## BEGIN
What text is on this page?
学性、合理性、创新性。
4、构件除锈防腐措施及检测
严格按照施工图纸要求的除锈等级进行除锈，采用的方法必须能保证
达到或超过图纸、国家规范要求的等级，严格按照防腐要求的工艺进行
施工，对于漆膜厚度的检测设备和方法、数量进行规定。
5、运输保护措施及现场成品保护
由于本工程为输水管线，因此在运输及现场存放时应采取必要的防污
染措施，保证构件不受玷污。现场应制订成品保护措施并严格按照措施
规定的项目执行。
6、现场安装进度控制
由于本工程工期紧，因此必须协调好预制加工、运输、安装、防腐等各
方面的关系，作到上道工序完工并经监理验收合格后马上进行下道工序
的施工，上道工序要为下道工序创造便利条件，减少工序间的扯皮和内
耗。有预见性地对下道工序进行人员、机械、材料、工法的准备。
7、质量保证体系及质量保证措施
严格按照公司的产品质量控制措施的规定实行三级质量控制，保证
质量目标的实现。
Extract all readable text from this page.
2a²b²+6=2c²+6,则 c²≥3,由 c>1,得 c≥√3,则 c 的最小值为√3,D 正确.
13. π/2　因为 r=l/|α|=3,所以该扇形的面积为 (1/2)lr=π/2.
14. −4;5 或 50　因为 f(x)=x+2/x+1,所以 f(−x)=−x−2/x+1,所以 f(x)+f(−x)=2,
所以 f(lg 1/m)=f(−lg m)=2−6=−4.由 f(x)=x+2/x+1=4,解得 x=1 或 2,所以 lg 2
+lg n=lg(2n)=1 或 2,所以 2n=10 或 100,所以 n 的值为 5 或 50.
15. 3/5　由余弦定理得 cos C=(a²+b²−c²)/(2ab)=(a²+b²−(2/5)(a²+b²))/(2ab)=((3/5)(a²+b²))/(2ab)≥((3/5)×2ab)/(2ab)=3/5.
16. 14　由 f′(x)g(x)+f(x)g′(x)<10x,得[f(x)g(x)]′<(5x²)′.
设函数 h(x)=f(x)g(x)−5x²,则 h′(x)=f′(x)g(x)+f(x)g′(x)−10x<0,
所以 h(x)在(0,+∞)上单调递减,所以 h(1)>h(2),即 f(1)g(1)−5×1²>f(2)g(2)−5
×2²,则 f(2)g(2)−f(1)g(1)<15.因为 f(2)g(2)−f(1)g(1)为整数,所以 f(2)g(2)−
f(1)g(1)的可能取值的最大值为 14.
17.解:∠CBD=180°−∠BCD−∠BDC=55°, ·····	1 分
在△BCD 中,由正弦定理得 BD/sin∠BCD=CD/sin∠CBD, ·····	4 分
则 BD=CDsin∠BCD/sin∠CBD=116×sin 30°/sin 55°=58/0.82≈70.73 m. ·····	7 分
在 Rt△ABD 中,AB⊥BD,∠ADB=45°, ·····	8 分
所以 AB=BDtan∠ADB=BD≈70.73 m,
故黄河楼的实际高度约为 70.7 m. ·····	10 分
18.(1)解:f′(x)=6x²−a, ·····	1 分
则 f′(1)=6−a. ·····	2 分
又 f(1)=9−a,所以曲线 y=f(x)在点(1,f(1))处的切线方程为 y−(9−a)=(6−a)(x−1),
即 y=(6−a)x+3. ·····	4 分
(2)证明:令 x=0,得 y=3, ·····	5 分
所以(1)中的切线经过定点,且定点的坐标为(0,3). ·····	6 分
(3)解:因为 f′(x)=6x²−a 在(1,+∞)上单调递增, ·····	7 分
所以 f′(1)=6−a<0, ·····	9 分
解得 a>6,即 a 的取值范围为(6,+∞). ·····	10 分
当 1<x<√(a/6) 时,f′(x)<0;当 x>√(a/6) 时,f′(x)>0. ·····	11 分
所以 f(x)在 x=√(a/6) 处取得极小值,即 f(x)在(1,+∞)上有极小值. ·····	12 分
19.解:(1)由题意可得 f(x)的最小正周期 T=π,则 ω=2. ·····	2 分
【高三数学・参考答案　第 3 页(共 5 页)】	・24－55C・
## END
**Aim of the task:**
Tell how many lines contain the word "this", using only the number.

**Solution below:**
2